**Exercise details:**
Answer these questions from the patch review excerpt:
(a) What value is given for .version_id in vmstate_cpr_state?
(b) According to the reply, which patch contains the complete usage and rationale?
(c) What does cpr_state_load return when the stream version does not match QEMU_CPR_FILE_VERSION?

**Excerpted text:**
Thanks, you probably did.  I just edited my tree, so I will not forget again.

>> +/*************************************************************************/
>> +#define CPR_STATE "CprState"
>> +
>> +static const VMStateDescription vmstate_cpr_state = {
>> +    .name = CPR_STATE,
>> +    .version_id = 1,
>> +    .minimum_version_id = 1,
>> +    .fields = (VMStateField[]) {
>> +        VMSTATE_QLIST_V(fds, CprState, 1, vmstate_cpr_fd, CprFd, next),
>> +        VMSTATE_END_OF_LIST()
>> +    }
>> +};
>> +/*************************************************************************/
>> +
>> +static QEMUFile *cpr_state_file;
>> +
>> +QIOChannel *cpr_state_ioc(void)
>> +{
>> +    return qemu_file_get_ioc(cpr_state_file);
>> +}
>> +
>> +int cpr_state_save(Error **errp)
>> +{
>> +    int ret;
>> +    QEMUFile *f;
>> +
>> +    /* set f based on mode in a later patch in this series */
>> +    return 0;
>> +
>> +    qemu_put_be32(f, QEMU_CPR_FILE_MAGIC);
>> +    qemu_put_be32(f, QEMU_CPR_FILE_VERSION);
>> +
>> +    ret = vmstate_save_state(f, &vmstate_cpr_state, &cpr_state, 0);
>> +    if (ret) {
>> +        error_setg(errp, "vmstate_save_state error %d", ret);
>> +        qemu_fclose(f);
>> +        return ret;
>> +    }
>> +
>> +    /*
>> +     * Close the socket only partially so we can later detect when the other
>> +     * end closes by getting a HUP event.
>> +     */
>> +    qemu_fflush(f);
>> +    qio_channel_shutdown(qemu_file_get_ioc(f), QIO_CHANNEL_SHUTDOWN_WRITE,
>> +                         NULL);
> 
> What happens if we send everything and close immediately?
> 
> I didn't see how this cached file is used later throughout the whole
> series.  Is it used in some follow up series?

The complete usage and rationale is in the last patch, "migration: cpr-transfer mode"

- Steve

>> +    cpr_state_file = f;
>> +    return 0;
>> +}
>> +
>> +int cpr_state_load(Error **errp)
>> +{
>> +    int ret;
>> +    uint32_t v;
>> +    QEMUFile *f;
>> +
>> +    /* set f based on mode in a later patch in this series */
>> +    return 0;
>> +
>> +    v = qemu_get_be32(f);
>> +    if (v != QEMU_CPR_FILE_MAGIC) {
>> +        error_setg(errp, "Not a migration stream (bad magic %x)", v);
>> +        qemu_fclose(f);
>> +        return -EINVAL;
>> +    }
>> +    v = qemu_get_be32(f);
>> +    if (v != QEMU_CPR_FILE_VERSION) {
>> +        error_setg(errp, "Unsupported migration stream version %d", v);
>> +        qemu_fclose(f);
>> +        return -ENOTSUP;
>> +    }
>> +
>> +    ret = vmstate_load_state(f, &vmstate_cpr_state, &cpr_state, 1);
>> +    if (ret) {
>> +        error_setg(errp, "vmstate_load_state error %d", ret);
>> +        qemu_fclose(f);
>> +        return ret;
>> +    }
>> +
>> +    /*
>> +     * Let the caller decide when to close the socket (and generate a HUP event
>> +     * for the sending side).

**Bounding box entries:**
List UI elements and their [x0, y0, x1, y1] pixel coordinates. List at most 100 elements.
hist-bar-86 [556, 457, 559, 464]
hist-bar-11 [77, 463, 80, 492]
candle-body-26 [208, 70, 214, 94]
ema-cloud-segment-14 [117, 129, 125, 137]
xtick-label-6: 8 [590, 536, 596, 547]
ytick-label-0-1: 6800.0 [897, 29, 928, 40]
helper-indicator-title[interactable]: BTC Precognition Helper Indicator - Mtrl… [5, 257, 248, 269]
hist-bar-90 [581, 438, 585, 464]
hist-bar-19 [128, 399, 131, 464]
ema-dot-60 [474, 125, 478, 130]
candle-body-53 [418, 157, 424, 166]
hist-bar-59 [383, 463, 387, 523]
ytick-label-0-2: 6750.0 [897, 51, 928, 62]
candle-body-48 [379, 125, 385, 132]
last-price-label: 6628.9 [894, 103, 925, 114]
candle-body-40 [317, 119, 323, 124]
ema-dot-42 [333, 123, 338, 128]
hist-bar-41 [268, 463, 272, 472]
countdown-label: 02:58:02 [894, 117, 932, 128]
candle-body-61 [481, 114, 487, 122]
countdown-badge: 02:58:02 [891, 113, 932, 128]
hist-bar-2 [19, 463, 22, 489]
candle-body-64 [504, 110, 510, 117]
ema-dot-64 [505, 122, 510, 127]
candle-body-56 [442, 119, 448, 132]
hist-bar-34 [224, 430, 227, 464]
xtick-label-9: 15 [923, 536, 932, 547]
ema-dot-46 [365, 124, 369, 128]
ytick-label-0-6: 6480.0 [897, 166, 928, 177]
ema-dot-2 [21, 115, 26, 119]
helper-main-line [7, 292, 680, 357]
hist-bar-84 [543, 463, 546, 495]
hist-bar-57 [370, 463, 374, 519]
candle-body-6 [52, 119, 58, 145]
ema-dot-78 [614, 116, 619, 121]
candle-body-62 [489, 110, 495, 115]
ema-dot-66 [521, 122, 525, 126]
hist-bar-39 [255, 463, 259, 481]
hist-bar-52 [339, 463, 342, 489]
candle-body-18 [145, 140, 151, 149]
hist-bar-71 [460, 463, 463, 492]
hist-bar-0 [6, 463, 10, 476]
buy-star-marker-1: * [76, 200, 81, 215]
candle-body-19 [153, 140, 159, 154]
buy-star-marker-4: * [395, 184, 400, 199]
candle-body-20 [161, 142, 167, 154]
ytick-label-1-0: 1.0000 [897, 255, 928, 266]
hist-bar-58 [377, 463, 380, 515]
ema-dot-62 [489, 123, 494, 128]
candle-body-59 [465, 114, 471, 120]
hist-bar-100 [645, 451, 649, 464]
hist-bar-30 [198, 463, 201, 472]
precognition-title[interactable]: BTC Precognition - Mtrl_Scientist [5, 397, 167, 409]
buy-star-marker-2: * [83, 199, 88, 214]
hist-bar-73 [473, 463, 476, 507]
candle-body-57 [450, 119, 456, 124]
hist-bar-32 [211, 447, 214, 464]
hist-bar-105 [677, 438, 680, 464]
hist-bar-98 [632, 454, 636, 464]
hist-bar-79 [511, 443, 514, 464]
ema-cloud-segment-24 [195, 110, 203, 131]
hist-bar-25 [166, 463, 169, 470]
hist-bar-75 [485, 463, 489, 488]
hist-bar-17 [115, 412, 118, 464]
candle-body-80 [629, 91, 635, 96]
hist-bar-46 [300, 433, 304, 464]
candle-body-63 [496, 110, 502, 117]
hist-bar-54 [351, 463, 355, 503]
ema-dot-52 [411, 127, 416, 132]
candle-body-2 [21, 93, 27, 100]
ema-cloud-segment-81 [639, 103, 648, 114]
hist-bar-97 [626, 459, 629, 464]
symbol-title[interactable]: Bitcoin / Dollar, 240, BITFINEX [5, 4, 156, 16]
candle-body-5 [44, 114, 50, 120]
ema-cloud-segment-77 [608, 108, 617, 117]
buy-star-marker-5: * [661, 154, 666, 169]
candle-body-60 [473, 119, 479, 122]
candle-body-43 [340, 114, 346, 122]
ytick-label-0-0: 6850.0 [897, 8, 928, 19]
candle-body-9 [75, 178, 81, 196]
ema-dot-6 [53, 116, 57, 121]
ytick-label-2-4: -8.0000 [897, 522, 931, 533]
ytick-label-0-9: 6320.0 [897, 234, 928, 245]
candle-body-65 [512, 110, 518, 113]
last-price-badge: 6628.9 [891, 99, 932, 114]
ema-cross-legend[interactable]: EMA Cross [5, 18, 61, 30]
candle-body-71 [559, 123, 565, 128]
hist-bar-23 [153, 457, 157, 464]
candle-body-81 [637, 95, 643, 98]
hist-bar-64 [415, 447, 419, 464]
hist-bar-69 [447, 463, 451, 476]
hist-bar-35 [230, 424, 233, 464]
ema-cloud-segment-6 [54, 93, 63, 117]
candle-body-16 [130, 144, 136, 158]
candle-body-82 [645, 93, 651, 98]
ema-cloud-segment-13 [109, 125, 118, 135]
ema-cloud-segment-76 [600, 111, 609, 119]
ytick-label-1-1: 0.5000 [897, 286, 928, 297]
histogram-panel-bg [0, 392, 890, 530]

**Right answer:**
(a) 1
(b) The last patch, "migration: cpr-transfer mode"
(c) -ENOTSUP